= TEXTE À LIRE =

:::

Funeral Mask of Tutankhamen
Détail du visage du masque en or de Toutankhamon

Comme le précise Marc Gabolde, égyptologue à l'Université de Montpellier III, le contenu de la tombe de Toutankhamon découvert dans la célèbre Vallée des Rois en novembre 1922 par l'archéologue britannique Howard Carter et son mécène Lord Carnarvon correspond à « une année entière de livraison d'or nubien » sous la 18e dynastie pharaonique (1550-1295 av. J.-C.) : environ 250 kg d'or (au cours actuel, cela représenterait plus de 8 000 000 d'euros !), dont 110 pour le seul cercueil en or massif du jeune roi, sans compter les quelque 2000 bijoux ou objets de luxe, en matériaux de prestige, pierres semi-précieuses, lapis lazuli et bois précieux de toutes sortes... Le « trésor » de Toutankhamon a effectivement de quoi faire rêver tout archéologue ou amateur d'antiquité(s) et sa découverte est d'ailleurs aujourd'hui reconnue comme la plus fabuleuse de toute l'histoire de l'archéologie.

Carter Carnarvon
Howard Carter, le gouverneur de Qéna, lady Evelyn Herbert et son père, Lord Carnarvon, le 23 novembre 1922

Même si Howard Carter et Lord Carnarvon recherchaient la tombe de l'éphémère souverain d'Égypte Toutankhamon depuis 1917, persuadés par divers indices archéologiques qu'elle devait se trouver dans la Vallée des Rois, en face de l'actuelle ville de Louqsor, ils ne s'attendaient assurément pas à mettre la main sur une découverte aussi riche et spectaculaire. Carnarvon ne participera qu'à une seule saison d'étude de la sépulture, emporté le 5 avril 1923 par un décès qui défrayera la chronique, suscitant la légende de la malédiction de Toutankhamon, mais il faudra près de 10 ans à Howard Carter pour vider la petite tombe et en inventorier tout le contenu. Comme l'écrivit Lord Carnarvon, le 28 novembre 1922, le surlendemain de l'ouverture officielle de la tombe, au célèbre égyptologue anglais Sir Alan H. Gardiner : « Mon cher Gardiner, (...) La découverte est extraordinaire (...). Il y a amplement de quoi remplir l'ensemble de la section égyptienne au premier étage du B[ritish] M[useum]. Je crois que c'est la plus grande trouvaille jamais réalisée ». Deux jours plus tard, l'annonce de celle-ci paraît dans la presse et déclenche une effervescence immédiate et presque frénétique. Le Times, auquel Carnarvon cèdera les droits d'exclusivité du suivi médiatique de la fouille le 16 février 1923, titre : « la découverte égyptologique la plus sensationnelle de ce siècle » ; on parle de « trésors pharaoniques » ou encore de « nouvelle caverne d'Aladin », et le Yorkshire Post du 12 janvier 1923 évoque plus de 10 000 touristes qui se pressent à Louqsor pour venir visiter les alentours de la tombe de Toutankhamon. Toutes les personnalités importantes se bousculent alors pour obtenir le privilège d'une courte visite guidée des lieux par Carter et Carnarvon.

:::

= CONSIGNE 1 =
Modifiez les lignes des enregistrements en commençant à la ligne qui contient "666, 452, 675]" et en vous arrêtant après celle qui contient "legend-item-motivo-1: Visita y" : remplacez "legend-swatch" par "legend-marker" et laissez tout le reste tel quel.

= DONNÉES SOURCES =
:::

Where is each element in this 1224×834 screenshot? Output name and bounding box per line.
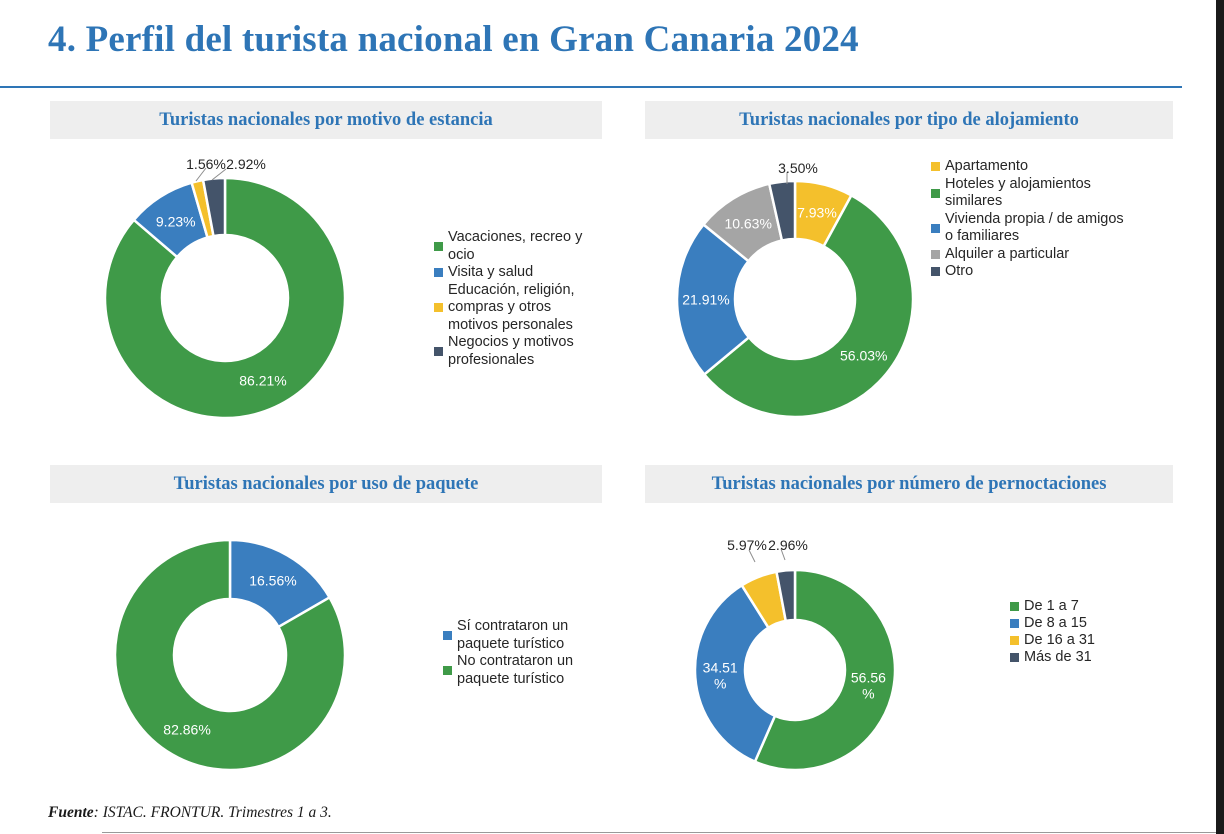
legend-swatch	[443, 666, 452, 675]
slice-noches-3	[775, 568, 797, 623]
legend-swatch	[443, 631, 452, 640]
legend-item-paquete-0: Sí contrataron un paquete turístico	[443, 618, 613, 653]
source-note: Fuente: ISTAC. FRONTUR. Trimestres 1 a 3…	[48, 804, 332, 822]
legend-swatch	[434, 347, 443, 356]
slice-alojamiento-4	[767, 179, 797, 242]
legend-swatch	[1010, 653, 1019, 662]
slice-motivo-3	[201, 176, 227, 238]
legend-item-noches-3: Más de 31	[1010, 649, 1140, 666]
chart-title-motivo: Turistas nacionales por motivo de estanc…	[50, 101, 602, 139]
legend-swatch	[434, 242, 443, 251]
data-label-motivo-0: 86.21%	[239, 373, 286, 389]
leader-line-noches-3	[780, 548, 786, 561]
data-label-paquete-1: 82.86%	[163, 721, 210, 737]
legend-label: Más de 31	[1024, 649, 1092, 665]
legend-label: De 1 a 7	[1024, 598, 1079, 614]
slice-noches-0	[753, 568, 897, 772]
legend-label: No contrataron un paquete turístico	[457, 653, 574, 687]
legend-label: Alquiler a particular	[945, 245, 1070, 262]
legend-item-paquete-1: No contrataron un paquete turístico	[443, 653, 613, 688]
legend-label: De 16 a 31	[1024, 632, 1095, 648]
legend-item-motivo-3: Negocios y motivos profesionales	[434, 334, 604, 369]
source-label: Fuente	[48, 804, 94, 821]
legend-label: De 8 a 15	[1024, 615, 1087, 631]
legend-item-motivo-1: Visita y salud	[434, 264, 604, 282]
data-label-noches-0: 56.56%	[851, 669, 886, 701]
legend-item-noches-0: De 1 a 7	[1010, 598, 1140, 615]
legend-swatch	[434, 303, 443, 313]
legend-motivo: Vacaciones, recreo y ocio Visita y salud E…	[434, 229, 604, 369]
legend-swatch	[1010, 602, 1019, 611]
legend-item-alojamiento-3: Alquiler a particular	[931, 246, 1171, 264]
legend-swatch	[434, 268, 443, 278]
legend-label: Educación, religión, compras y otros mot…	[448, 281, 575, 333]
legend-item-noches-1: De 8 a 15	[1010, 615, 1140, 632]
slice-alojamiento-1	[702, 193, 915, 419]
legend-paquete: Sí contrataron un paquete turístico No co…	[443, 618, 613, 688]
legend-alojamiento: Apartamento Hoteles y alojamientos simila…	[931, 158, 1171, 281]
footer-divider	[102, 832, 1216, 833]
legend-item-motivo-2: Educación, religión, compras y otros mot…	[434, 282, 604, 335]
chart-title-alojamiento: Turistas nacionales por tipo de alojamie…	[645, 101, 1173, 139]
leader-line-motivo-2	[195, 167, 207, 182]
data-label-alojamiento-0: 7.93%	[797, 205, 837, 221]
title-divider	[0, 86, 1182, 88]
data-label-alojamiento-4: 3.50%	[778, 160, 818, 176]
donut-chart-noches: 56.56 % 34.51 % 5.97% 2.96%	[693, 537, 897, 772]
data-label-alojamiento-2: 21.91%	[682, 291, 729, 307]
data-label-alojamiento-3: 10.63%	[724, 215, 771, 231]
legend-swatch	[931, 188, 940, 198]
legend-item-alojamiento-1: Hoteles y alojamientos similares	[931, 176, 1171, 211]
legend-noches: De 1 a 7 De 8 a 15 De 16 a 31 Más de 31	[1010, 598, 1140, 666]
donut-chart-motivo: 86.21% 9.23% 1.56% 2.92%	[103, 156, 347, 420]
legend-swatch	[1010, 619, 1019, 628]
data-label-noches-2: 5.97%	[727, 537, 767, 553]
legend-label: Vivienda propia / de amigos o familiares	[945, 210, 1124, 245]
data-label-paquete-0: 16.56%	[249, 573, 296, 589]
legend-swatch	[1010, 636, 1019, 645]
window-edge	[1216, 0, 1224, 834]
legend-item-alojamiento-2: Vivienda propia / de amigos o familiares	[931, 211, 1171, 246]
legend-item-alojamiento-0: Apartamento	[931, 158, 1171, 176]
source-text: : ISTAC. FRONTUR. Trimestres 1 a 3.	[93, 804, 332, 821]
leader-line-noches-2	[748, 549, 756, 563]
data-label-noches-1: 34.51%	[703, 660, 738, 692]
slice-motivo-0	[103, 176, 347, 420]
donut-chart-alojamiento: 7.93% 56.03% 21.91% 10.63% 3.50%	[675, 160, 915, 419]
legend-label: Otro	[945, 263, 974, 279]
slice-alojamiento-2	[675, 222, 751, 377]
chart-title-paquete: Turistas nacionales por uso de paquete	[50, 465, 602, 503]
data-label-motivo-1: 9.23%	[156, 213, 196, 229]
slice-paquete-1	[113, 538, 347, 772]
legend-label: Sí contrataron un paquete turístico	[457, 618, 569, 652]
legend-label: Negocios y motivos profesionales	[448, 334, 574, 368]
legend-label: Apartamento	[945, 158, 1029, 174]
data-label-noches-3: 2.96%	[768, 537, 808, 553]
legend-label: Vacaciones, recreo y ocio	[448, 229, 583, 263]
legend-item-alojamiento-4: Otro	[931, 263, 1171, 281]
donut-chart-paquete: 16.56% 82.86%	[113, 538, 347, 772]
slice-noches-1	[693, 583, 777, 764]
data-label-motivo-3: 2.92%	[226, 156, 266, 172]
legend-swatch	[931, 267, 940, 277]
legend-swatch	[931, 223, 940, 233]
page-title: 4. Perfil del turista nacional en Gran C…	[48, 19, 859, 60]
legend-label: Visita y salud	[448, 264, 534, 280]
legend-item-noches-2: De 16 a 31	[1010, 632, 1140, 649]
legend-swatch	[931, 249, 940, 259]
data-label-motivo-2: 1.56%	[186, 156, 226, 172]
data-label-alojamiento-1: 56.03%	[840, 347, 887, 363]
legend-swatch	[931, 162, 940, 172]
leader-line-motivo-3	[211, 168, 227, 181]
legend-item-motivo-0: Vacaciones, recreo y ocio	[434, 229, 604, 264]
legend-label: Hoteles y alojamientos similares	[945, 175, 1091, 210]
chart-title-noches: Turistas nacionales por número de pernoc…	[645, 465, 1173, 503]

:::

= CONSIGNE 2 =
Relevez toutes les dates complètes, avec le jour, le mois et l'année, qui figurent dans le texte sur la tombe de Toutankhamon.

= RÉSULTAT ATTENDU 1 =
legend-marker	[443, 666, 452, 675]
slice-noches-3	[775, 568, 797, 623]
legend-marker	[443, 631, 452, 640]
legend-item-paquete-0: Sí contrataron un paquete turístico	[443, 618, 613, 653]
source-note: Fuente: ISTAC. FRONTUR. Trimestres 1 a 3…	[48, 804, 332, 822]
legend-marker	[434, 347, 443, 356]
slice-alojamiento-4	[767, 179, 797, 242]
legend-marker	[1010, 653, 1019, 662]
slice-motivo-3	[201, 176, 227, 238]
legend-item-noches-3: Más de 31	[1010, 649, 1140, 666]
chart-title-motivo: Turistas nacionales por motivo de estanc…	[50, 101, 602, 139]
legend-marker	[434, 242, 443, 251]
data-label-motivo-0: 86.21%	[239, 373, 286, 389]
leader-line-noches-3	[780, 548, 786, 561]
data-label-paquete-1: 82.86%	[163, 721, 210, 737]
legend-label: Más de 31	[1024, 649, 1092, 665]
legend-label: De 1 a 7	[1024, 598, 1079, 614]
slice-noches-0	[753, 568, 897, 772]
legend-label: No contrataron un paquete turístico	[457, 653, 574, 687]
legend-label: Alquiler a particular	[945, 245, 1070, 262]
legend-item-paquete-1: No contrataron un paquete turístico	[443, 653, 613, 688]
legend-label: De 16 a 31	[1024, 632, 1095, 648]
legend-item-motivo-3: Negocios y motivos profesionales	[434, 334, 604, 369]
source-label: Fuente	[48, 804, 94, 821]
legend-label: De 8 a 15	[1024, 615, 1087, 631]
legend-item-motivo-1: Visita y salud	[434, 264, 604, 282]

= RÉSULTAT ATTENDU 2 =
23 novembre 1922
5 avril 1923
28 novembre 1922
16 février 1923
12 janvier 1923